### Given request
Filter the lines below, copying only those with the string "title".

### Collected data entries
**********

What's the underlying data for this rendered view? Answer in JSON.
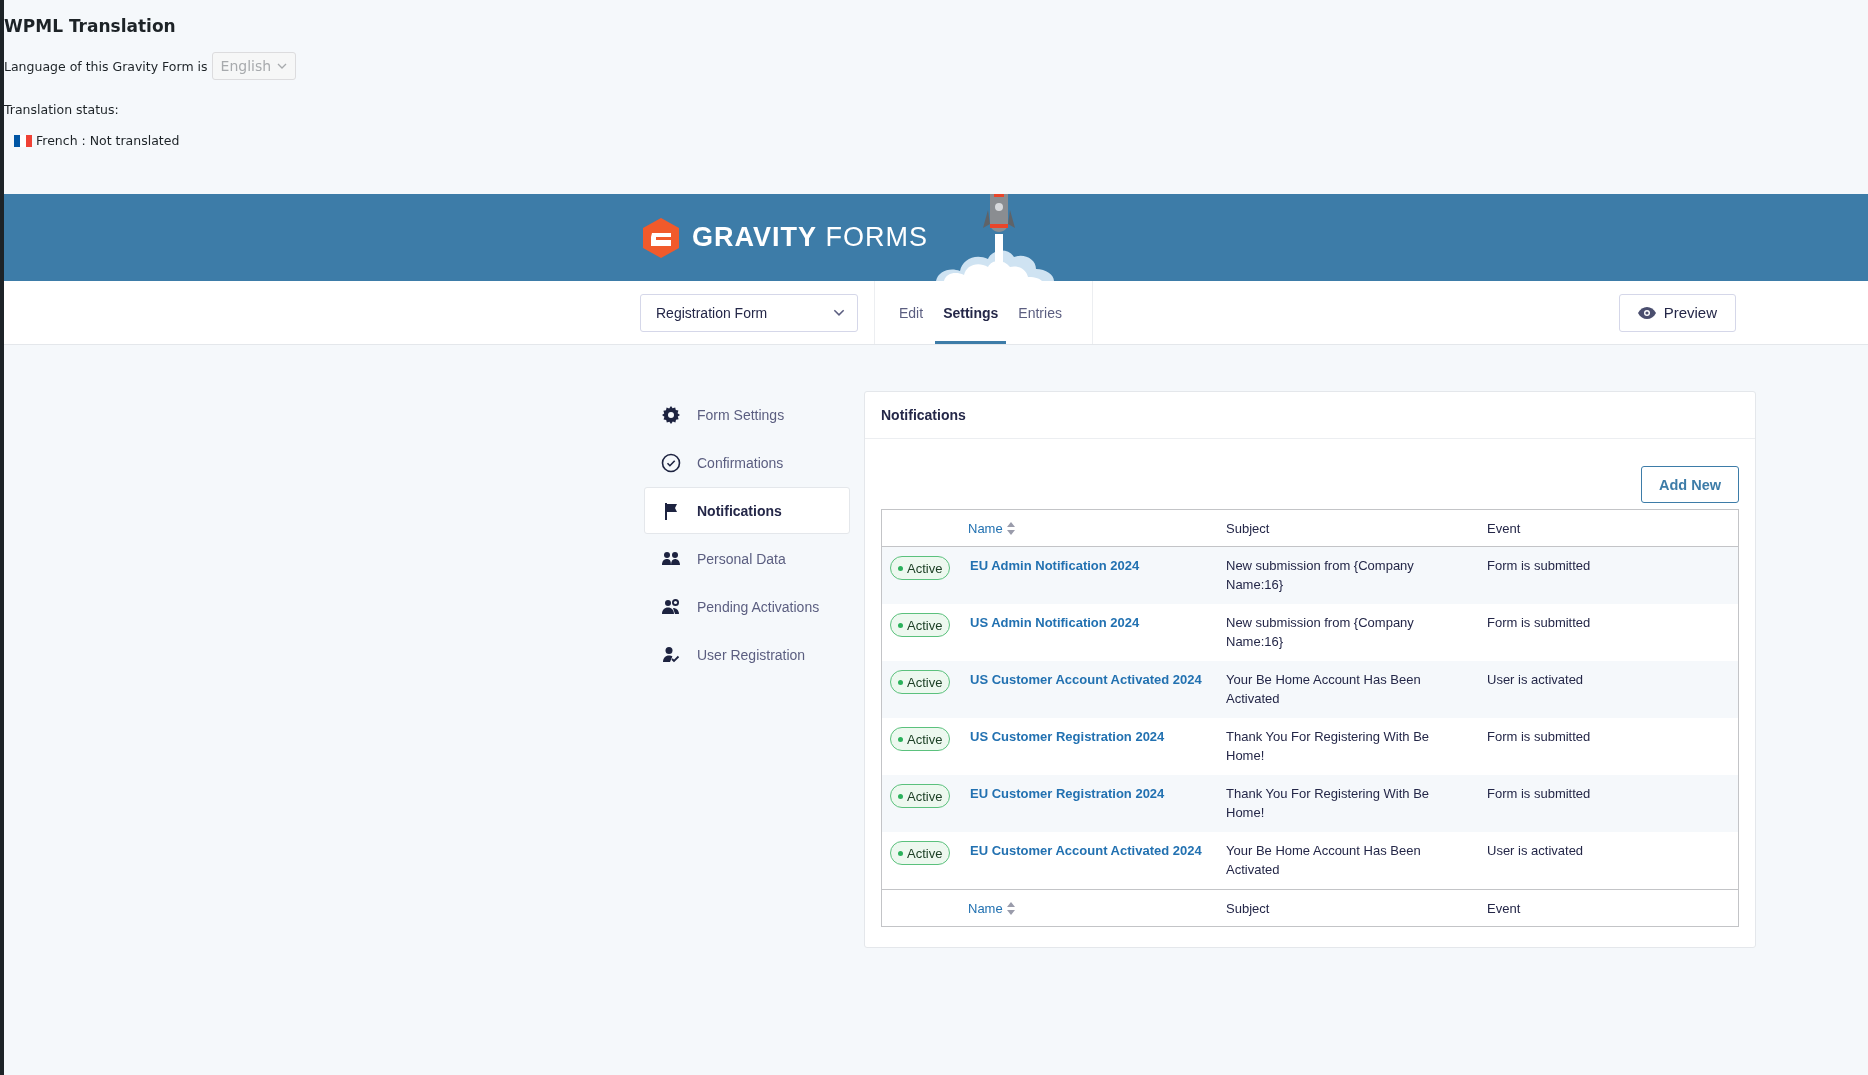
{
  "wpml": {
    "title": "WPML Translation",
    "language_label": "Language of this Gravity Form is",
    "language_select": {
      "value": "English",
      "disabled": true
    },
    "status_label": "Translation status:",
    "translations": [
      {
        "label": "French : Not translated"
      }
    ]
  },
  "header": {
    "logo_bold": "GRAVITY",
    "logo_light": "FORMS"
  },
  "toolbar": {
    "form_select": "Registration Form",
    "tabs": [
      {
        "label": "Edit",
        "selected": false
      },
      {
        "label": "Settings",
        "selected": true
      },
      {
        "label": "Entries",
        "selected": false
      }
    ],
    "preview": "Preview"
  },
  "sidebar": {
    "items": [
      {
        "label": "Form Settings",
        "kind": "gear",
        "selected": false
      },
      {
        "label": "Confirmations",
        "kind": "check",
        "selected": false
      },
      {
        "label": "Notifications",
        "kind": "flag",
        "selected": true
      },
      {
        "label": "Personal Data",
        "kind": "people",
        "selected": false
      },
      {
        "label": "Pending Activations",
        "kind": "people-clock",
        "selected": false
      },
      {
        "label": "User Registration",
        "kind": "user-check",
        "selected": false
      }
    ]
  },
  "panel": {
    "title": "Notifications",
    "add_button": "Add New",
    "columns": [
      "Name",
      "Subject",
      "Event"
    ],
    "rows": [
      {
        "status": "Active",
        "active": true,
        "name": "EU Admin Notification 2024",
        "subject": "New submission from {Company Name:16}",
        "event": "Form is submitted"
      },
      {
        "status": "Active",
        "active": true,
        "name": "US Admin Notification 2024",
        "subject": "New submission from {Company Name:16}",
        "event": "Form is submitted"
      },
      {
        "status": "Active",
        "active": true,
        "name": "US Customer Account Activated 2024",
        "subject": "Your Be Home Account Has Been Activated",
        "event": "User is activated"
      },
      {
        "status": "Active",
        "active": true,
        "name": "US Customer Registration 2024",
        "subject": "Thank You For Registering With Be Home!",
        "event": "Form is submitted"
      },
      {
        "status": "Active",
        "active": true,
        "name": "EU Customer Registration 2024",
        "subject": "Thank You For Registering With Be Home!",
        "event": "Form is submitted"
      },
      {
        "status": "Active",
        "active": true,
        "name": "EU Customer Account Activated 2024",
        "subject": "Your Be Home Account Has Been Activated",
        "event": "User is activated"
      }
    ],
    "footer_columns": [
      "Name",
      "Subject",
      "Event"
    ]
  }
}
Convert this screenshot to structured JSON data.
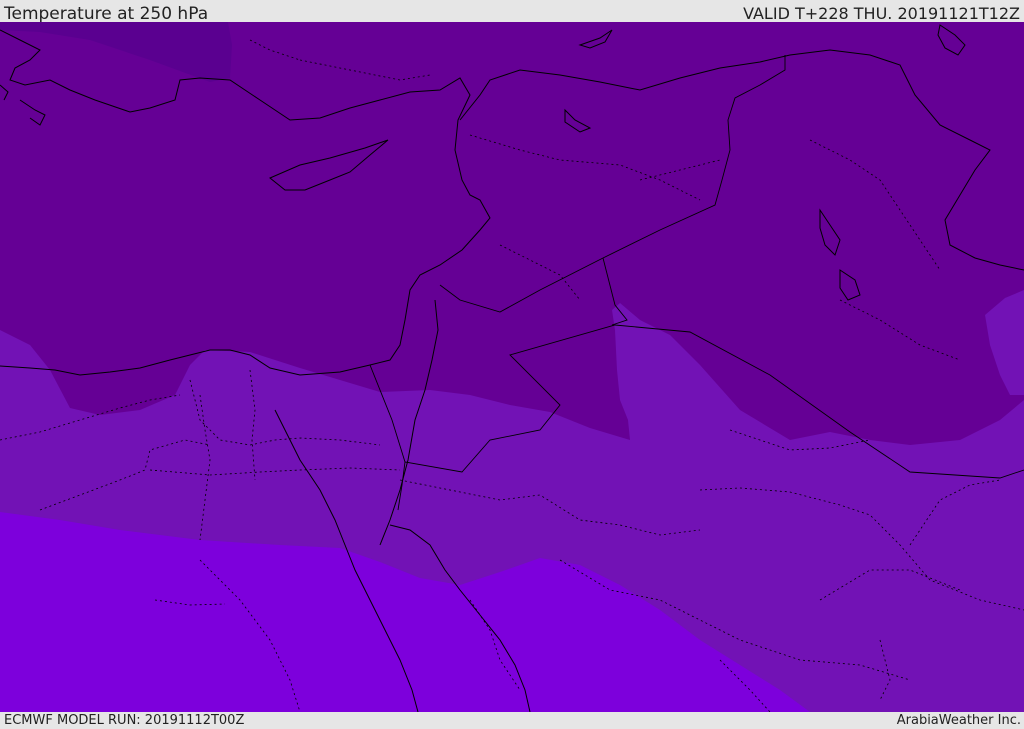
{
  "header": {
    "title": "Temperature at 250 hPa",
    "valid": "VALID T+228 THU. 20191121T12Z"
  },
  "footer": {
    "model_run": "ECMWF MODEL RUN: 20191112T00Z",
    "credit": "ArabiaWeather Inc."
  },
  "colors": {
    "band_coldest": "#5a0090",
    "band_cold": "#650095",
    "band_mid": "#7212b5",
    "band_warm": "#7d00dc",
    "border_line": "#000000",
    "bar_background": "#e6e6e6"
  }
}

**********

### Output of the task
    "title": "WPML Translation",
    "title": "Notifications",
    "title": "Temperature at 250 hPa",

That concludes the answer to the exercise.